■ **TASK STATEMENT**: Copy every entry word for word. Skip the pictures.
+++
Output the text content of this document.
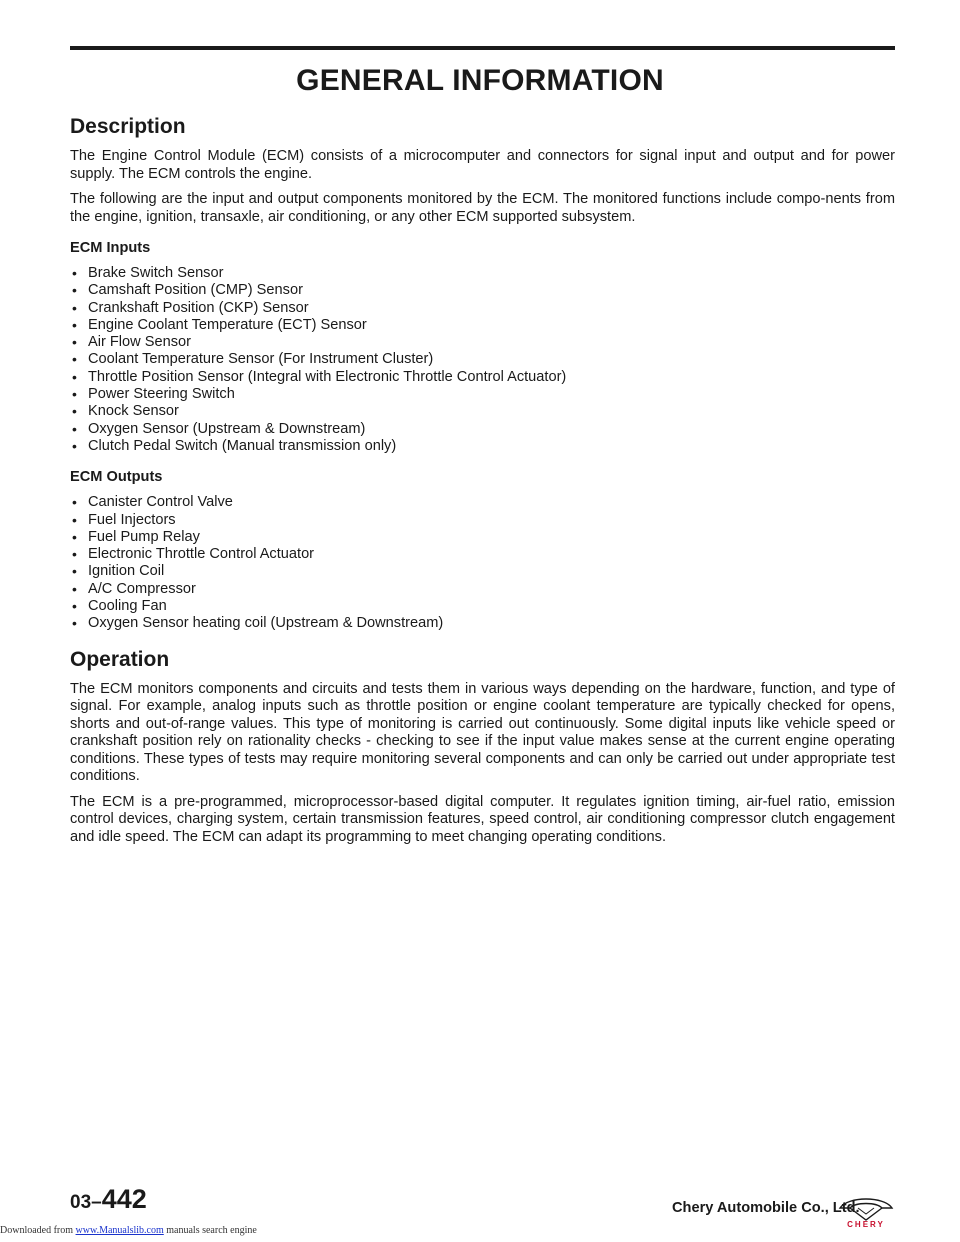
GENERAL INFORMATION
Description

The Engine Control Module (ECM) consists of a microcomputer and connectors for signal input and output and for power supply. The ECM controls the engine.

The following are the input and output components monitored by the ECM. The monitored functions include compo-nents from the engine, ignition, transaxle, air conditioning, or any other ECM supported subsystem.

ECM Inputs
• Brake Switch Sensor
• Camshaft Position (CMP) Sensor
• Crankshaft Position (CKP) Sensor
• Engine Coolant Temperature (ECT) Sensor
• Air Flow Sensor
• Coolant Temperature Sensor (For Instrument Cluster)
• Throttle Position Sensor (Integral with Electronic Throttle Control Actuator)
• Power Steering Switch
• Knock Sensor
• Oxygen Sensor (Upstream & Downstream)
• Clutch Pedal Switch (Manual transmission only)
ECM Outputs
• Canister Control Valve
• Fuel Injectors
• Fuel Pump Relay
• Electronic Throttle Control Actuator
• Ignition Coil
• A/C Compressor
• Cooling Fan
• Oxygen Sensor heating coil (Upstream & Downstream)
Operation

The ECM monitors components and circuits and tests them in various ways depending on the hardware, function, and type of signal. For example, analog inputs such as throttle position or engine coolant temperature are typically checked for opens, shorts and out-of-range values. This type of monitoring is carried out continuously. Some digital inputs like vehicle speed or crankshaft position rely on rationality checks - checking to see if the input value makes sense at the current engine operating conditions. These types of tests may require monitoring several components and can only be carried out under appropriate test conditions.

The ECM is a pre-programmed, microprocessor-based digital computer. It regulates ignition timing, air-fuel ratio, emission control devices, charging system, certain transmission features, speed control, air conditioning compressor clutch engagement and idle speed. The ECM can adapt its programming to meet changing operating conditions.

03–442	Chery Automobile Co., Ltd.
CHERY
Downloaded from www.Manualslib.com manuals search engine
+++
■ **SOLUTION TO THIS PROBLEM**:
Output the text content of this document.
GENERAL INFORMATION
Description

The Engine Control Module (ECM) consists of a microcomputer and connectors for signal input and output and for power supply. The ECM controls the engine.

The following are the input and output components monitored by the ECM. The monitored functions include compo-nents from the engine, ignition, transaxle, air conditioning, or any other ECM supported subsystem.

ECM Inputs
• Brake Switch Sensor
• Camshaft Position (CMP) Sensor
• Crankshaft Position (CKP) Sensor
• Engine Coolant Temperature (ECT) Sensor
• Air Flow Sensor
• Coolant Temperature Sensor (For Instrument Cluster)
• Throttle Position Sensor (Integral with Electronic Throttle Control Actuator)
• Power Steering Switch
• Knock Sensor
• Oxygen Sensor (Upstream & Downstream)
• Clutch Pedal Switch (Manual transmission only)
ECM Outputs
• Canister Control Valve
• Fuel Injectors
• Fuel Pump Relay
• Electronic Throttle Control Actuator
• Ignition Coil
• A/C Compressor
• Cooling Fan
• Oxygen Sensor heating coil (Upstream & Downstream)
Operation

The ECM monitors components and circuits and tests them in various ways depending on the hardware, function, and type of signal. For example, analog inputs such as throttle position or engine coolant temperature are typically checked for opens, shorts and out-of-range values. This type of monitoring is carried out continuously. Some digital inputs like vehicle speed or crankshaft position rely on rationality checks - checking to see if the input value makes sense at the current engine operating conditions. These types of tests may require monitoring several components and can only be carried out under appropriate test conditions.

The ECM is a pre-programmed, microprocessor-based digital computer. It regulates ignition timing, air-fuel ratio, emission control devices, charging system, certain transmission features, speed control, air conditioning compressor clutch engagement and idle speed. The ECM can adapt its programming to meet changing operating conditions.

03–442	Chery Automobile Co., Ltd.
CHERY
Downloaded from www.Manualslib.com manuals search engine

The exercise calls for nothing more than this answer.